The task: Exactly the lines from the line that has "Give me the" through the final line below are to be retyped, and the pictures are not.

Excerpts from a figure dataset
#####

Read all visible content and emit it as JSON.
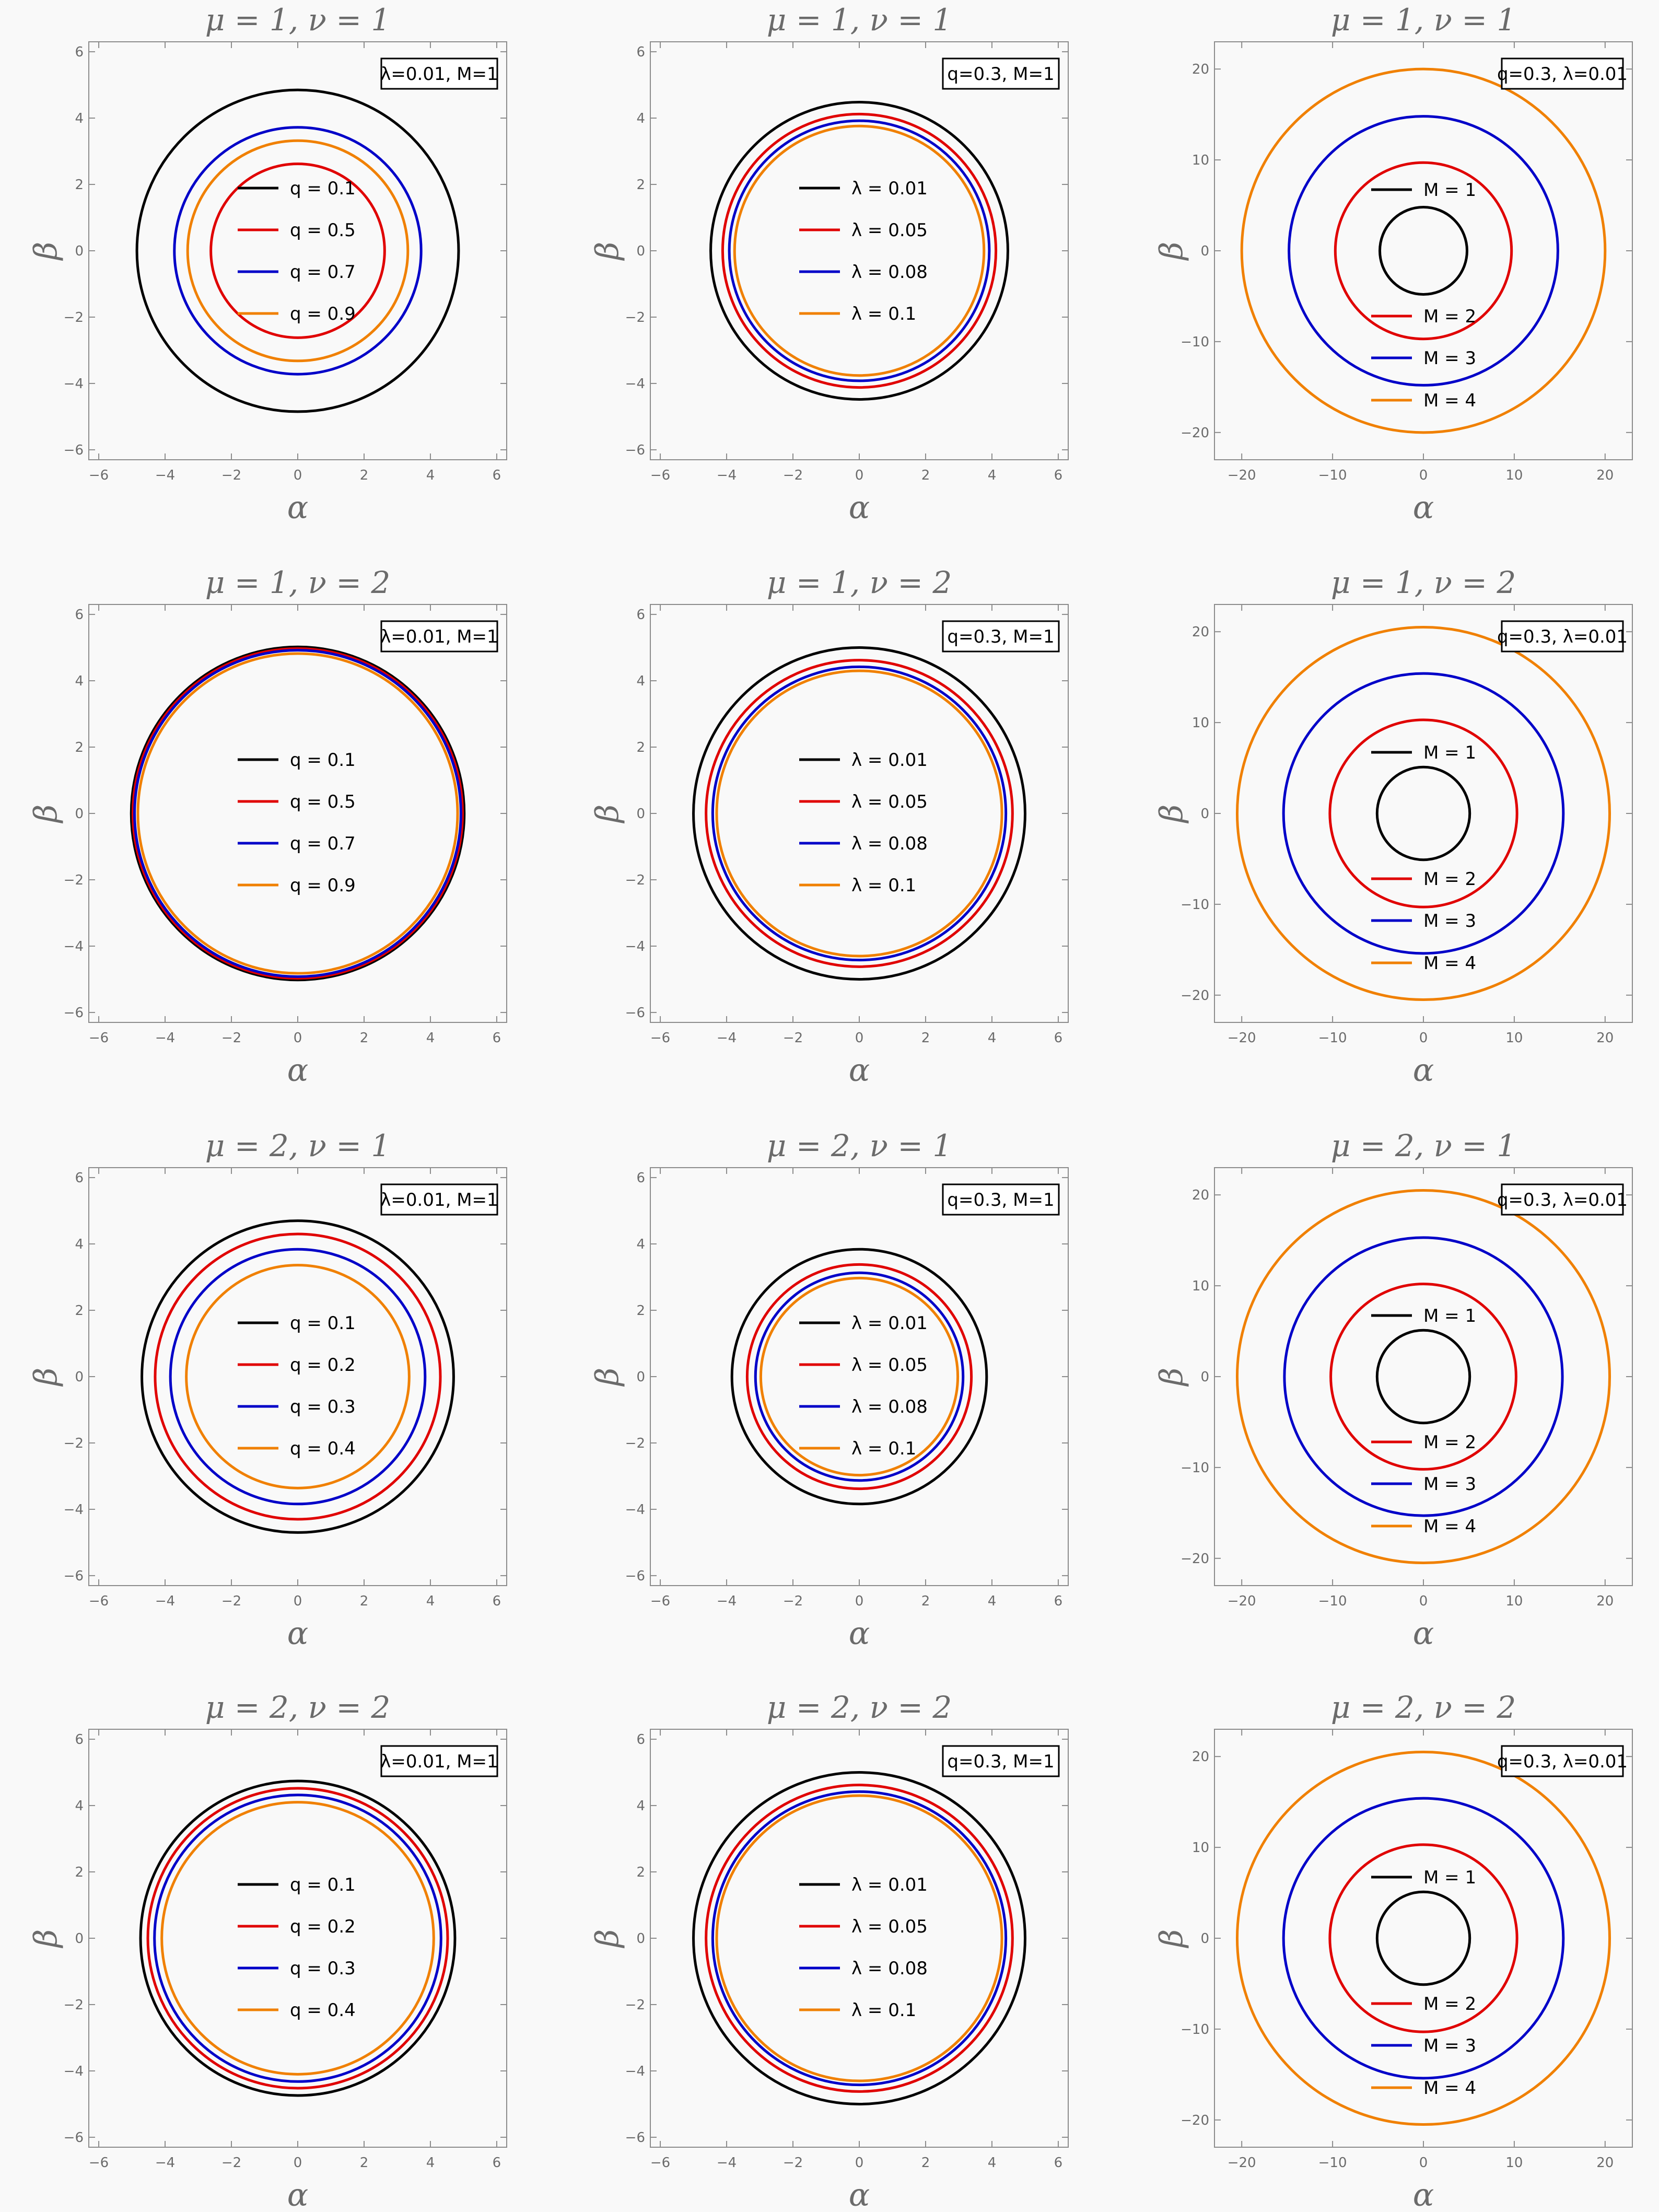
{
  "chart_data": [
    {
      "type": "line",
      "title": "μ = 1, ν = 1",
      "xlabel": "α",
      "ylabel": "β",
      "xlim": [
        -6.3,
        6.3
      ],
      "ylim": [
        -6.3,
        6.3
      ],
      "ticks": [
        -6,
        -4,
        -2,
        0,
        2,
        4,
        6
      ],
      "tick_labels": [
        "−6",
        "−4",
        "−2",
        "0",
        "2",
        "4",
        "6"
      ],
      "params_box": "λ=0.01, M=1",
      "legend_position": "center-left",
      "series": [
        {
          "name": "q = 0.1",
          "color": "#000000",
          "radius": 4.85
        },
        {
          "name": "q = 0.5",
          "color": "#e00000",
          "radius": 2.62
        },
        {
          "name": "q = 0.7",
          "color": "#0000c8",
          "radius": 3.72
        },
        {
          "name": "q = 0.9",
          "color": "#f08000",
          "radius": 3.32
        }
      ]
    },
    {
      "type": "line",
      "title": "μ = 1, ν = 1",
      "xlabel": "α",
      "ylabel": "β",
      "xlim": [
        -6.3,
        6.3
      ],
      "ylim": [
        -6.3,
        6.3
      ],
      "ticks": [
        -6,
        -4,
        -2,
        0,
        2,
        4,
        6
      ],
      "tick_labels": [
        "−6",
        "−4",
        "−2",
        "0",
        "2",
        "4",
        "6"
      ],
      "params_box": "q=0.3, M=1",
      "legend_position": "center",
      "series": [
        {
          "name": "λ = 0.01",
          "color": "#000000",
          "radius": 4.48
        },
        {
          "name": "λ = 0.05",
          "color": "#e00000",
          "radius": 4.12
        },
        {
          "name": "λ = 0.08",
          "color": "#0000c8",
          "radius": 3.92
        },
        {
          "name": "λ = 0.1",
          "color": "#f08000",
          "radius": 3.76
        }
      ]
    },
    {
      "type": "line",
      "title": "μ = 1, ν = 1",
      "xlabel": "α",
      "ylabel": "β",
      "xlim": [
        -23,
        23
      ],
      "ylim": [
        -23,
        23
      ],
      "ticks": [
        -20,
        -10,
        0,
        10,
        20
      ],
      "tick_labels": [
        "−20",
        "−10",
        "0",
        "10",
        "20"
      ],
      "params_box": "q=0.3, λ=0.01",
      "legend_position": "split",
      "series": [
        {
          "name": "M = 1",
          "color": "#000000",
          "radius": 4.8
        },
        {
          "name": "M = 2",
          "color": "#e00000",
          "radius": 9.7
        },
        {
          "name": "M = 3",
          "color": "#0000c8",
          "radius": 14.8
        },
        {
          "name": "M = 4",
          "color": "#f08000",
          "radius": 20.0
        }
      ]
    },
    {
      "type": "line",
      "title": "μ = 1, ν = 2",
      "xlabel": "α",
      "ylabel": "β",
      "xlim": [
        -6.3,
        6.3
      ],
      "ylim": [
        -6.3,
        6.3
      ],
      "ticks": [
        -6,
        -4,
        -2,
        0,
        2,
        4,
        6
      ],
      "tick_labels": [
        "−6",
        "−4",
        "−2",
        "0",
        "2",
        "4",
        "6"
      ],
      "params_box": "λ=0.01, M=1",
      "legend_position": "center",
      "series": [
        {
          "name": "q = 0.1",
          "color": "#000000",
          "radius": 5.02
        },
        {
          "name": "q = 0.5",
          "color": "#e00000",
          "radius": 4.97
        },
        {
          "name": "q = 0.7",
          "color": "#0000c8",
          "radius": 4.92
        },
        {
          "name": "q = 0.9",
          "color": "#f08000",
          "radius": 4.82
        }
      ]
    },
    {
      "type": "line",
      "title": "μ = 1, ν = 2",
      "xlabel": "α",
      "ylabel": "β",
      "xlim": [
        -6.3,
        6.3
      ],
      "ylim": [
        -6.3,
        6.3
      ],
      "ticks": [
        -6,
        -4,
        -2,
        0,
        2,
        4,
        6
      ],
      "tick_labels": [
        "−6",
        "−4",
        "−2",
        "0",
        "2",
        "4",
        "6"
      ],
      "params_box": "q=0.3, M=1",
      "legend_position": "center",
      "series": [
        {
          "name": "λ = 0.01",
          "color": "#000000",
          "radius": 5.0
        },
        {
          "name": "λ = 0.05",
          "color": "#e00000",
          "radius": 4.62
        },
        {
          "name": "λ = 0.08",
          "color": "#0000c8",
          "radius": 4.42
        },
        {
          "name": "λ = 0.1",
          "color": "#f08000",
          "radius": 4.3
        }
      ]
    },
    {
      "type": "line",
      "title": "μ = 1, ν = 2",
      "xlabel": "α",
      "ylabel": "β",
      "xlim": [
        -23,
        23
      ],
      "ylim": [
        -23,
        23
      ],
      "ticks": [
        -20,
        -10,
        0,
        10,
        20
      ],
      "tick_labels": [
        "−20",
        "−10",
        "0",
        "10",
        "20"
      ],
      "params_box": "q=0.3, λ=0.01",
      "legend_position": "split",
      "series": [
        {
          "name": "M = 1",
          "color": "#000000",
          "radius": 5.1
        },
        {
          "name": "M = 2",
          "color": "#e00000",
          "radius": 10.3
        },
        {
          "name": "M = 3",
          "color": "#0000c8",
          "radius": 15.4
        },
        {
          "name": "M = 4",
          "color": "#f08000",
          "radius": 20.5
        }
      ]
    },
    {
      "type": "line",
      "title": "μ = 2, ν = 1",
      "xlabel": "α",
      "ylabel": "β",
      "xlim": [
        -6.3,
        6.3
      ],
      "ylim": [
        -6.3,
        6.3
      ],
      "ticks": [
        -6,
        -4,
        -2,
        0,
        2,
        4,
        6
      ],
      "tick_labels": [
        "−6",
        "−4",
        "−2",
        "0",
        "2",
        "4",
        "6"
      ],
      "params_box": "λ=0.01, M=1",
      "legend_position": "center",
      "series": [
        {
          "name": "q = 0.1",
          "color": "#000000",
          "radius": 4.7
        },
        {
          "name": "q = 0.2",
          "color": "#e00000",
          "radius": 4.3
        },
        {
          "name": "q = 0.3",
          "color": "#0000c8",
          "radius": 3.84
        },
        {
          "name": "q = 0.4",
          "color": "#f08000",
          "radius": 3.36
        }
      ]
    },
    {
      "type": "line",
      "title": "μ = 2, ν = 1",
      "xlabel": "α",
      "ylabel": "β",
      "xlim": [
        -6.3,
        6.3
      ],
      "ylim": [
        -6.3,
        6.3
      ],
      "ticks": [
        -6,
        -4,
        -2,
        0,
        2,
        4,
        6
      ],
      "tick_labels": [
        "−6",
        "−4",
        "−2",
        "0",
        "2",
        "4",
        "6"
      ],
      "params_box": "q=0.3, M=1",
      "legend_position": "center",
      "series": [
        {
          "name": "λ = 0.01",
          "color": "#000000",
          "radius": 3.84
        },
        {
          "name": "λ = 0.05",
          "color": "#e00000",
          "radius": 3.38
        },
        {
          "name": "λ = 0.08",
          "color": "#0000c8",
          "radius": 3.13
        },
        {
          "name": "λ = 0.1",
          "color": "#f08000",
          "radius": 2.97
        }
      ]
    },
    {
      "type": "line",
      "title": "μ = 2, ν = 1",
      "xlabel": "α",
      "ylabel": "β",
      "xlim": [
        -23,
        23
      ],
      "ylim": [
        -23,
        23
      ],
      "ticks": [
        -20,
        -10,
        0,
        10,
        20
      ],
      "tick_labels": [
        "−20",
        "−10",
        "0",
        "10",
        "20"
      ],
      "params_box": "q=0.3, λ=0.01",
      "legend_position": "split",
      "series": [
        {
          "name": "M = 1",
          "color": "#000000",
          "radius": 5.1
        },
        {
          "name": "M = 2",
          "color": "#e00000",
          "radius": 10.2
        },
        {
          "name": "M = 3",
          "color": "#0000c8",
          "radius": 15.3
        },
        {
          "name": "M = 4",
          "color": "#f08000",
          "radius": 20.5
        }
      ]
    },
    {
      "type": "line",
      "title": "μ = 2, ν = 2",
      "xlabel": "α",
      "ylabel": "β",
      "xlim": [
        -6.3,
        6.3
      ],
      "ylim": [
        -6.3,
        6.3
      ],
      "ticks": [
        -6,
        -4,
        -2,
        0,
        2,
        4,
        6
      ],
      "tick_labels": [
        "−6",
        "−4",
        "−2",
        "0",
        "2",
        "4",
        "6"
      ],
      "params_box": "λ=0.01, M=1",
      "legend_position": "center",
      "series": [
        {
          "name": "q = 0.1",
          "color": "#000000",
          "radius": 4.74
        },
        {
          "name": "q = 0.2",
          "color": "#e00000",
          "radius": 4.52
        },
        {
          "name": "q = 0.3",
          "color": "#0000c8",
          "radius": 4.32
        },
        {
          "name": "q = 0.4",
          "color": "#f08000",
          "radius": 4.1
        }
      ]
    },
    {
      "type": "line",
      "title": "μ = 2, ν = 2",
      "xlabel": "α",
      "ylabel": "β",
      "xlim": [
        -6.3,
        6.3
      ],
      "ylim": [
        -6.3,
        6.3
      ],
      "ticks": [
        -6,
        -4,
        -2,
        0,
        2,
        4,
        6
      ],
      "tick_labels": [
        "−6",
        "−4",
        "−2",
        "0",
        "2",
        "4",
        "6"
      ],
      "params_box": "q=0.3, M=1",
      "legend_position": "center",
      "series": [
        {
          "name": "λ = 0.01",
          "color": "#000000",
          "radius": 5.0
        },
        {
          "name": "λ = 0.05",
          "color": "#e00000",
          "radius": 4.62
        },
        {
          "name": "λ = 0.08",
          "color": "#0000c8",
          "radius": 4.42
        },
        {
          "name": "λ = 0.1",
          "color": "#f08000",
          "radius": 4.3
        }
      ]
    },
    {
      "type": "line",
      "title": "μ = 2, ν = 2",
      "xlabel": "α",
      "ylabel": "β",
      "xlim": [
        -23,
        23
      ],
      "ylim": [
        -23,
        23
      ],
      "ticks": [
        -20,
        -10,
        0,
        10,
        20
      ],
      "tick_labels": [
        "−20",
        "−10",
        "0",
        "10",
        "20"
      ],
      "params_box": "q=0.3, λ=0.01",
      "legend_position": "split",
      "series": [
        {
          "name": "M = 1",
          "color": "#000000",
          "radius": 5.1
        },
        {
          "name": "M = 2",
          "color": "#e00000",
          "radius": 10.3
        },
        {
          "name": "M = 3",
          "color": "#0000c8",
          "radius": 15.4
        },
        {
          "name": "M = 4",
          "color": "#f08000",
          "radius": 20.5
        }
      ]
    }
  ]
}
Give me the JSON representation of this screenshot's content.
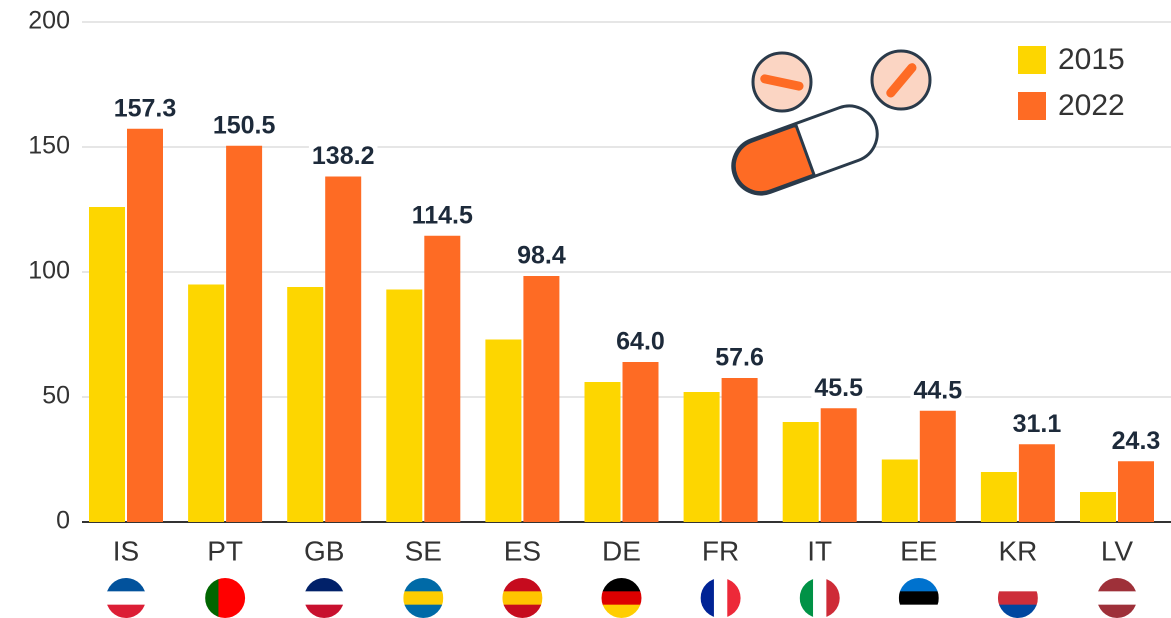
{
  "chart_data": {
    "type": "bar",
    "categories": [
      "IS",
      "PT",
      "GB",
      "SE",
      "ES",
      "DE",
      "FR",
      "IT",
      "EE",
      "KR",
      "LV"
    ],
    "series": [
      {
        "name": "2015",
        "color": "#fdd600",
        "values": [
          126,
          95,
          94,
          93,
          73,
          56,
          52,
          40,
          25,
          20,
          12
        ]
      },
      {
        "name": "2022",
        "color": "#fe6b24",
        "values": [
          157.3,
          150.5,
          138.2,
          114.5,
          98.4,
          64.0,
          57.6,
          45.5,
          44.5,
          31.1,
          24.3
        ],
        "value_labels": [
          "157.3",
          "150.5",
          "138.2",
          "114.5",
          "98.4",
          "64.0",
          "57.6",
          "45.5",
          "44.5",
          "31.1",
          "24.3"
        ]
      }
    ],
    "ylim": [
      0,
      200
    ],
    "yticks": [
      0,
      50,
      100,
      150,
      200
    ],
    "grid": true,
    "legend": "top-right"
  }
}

#####

Answer in full:
Give me the JSON representation of this screenshot's content.
{
  "chart_data": {
    "type": "bar",
    "categories": [
      "IS",
      "PT",
      "GB",
      "SE",
      "ES",
      "DE",
      "FR",
      "IT",
      "EE",
      "KR",
      "LV"
    ],
    "series": [
      {
        "name": "2015",
        "color": "#fdd600",
        "values": [
          126,
          95,
          94,
          93,
          73,
          56,
          52,
          40,
          25,
          20,
          12
        ]
      },
      {
        "name": "2022",
        "color": "#fe6b24",
        "values": [
          157.3,
          150.5,
          138.2,
          114.5,
          98.4,
          64.0,
          57.6,
          45.5,
          44.5,
          31.1,
          24.3
        ],
        "value_labels": [
          "157.3",
          "150.5",
          "138.2",
          "114.5",
          "98.4",
          "64.0",
          "57.6",
          "45.5",
          "44.5",
          "31.1",
          "24.3"
        ]
      }
    ],
    "ylim": [
      0,
      200
    ],
    "yticks": [
      0,
      50,
      100,
      150,
      200
    ],
    "grid": true,
    "legend": "top-right"
  }
}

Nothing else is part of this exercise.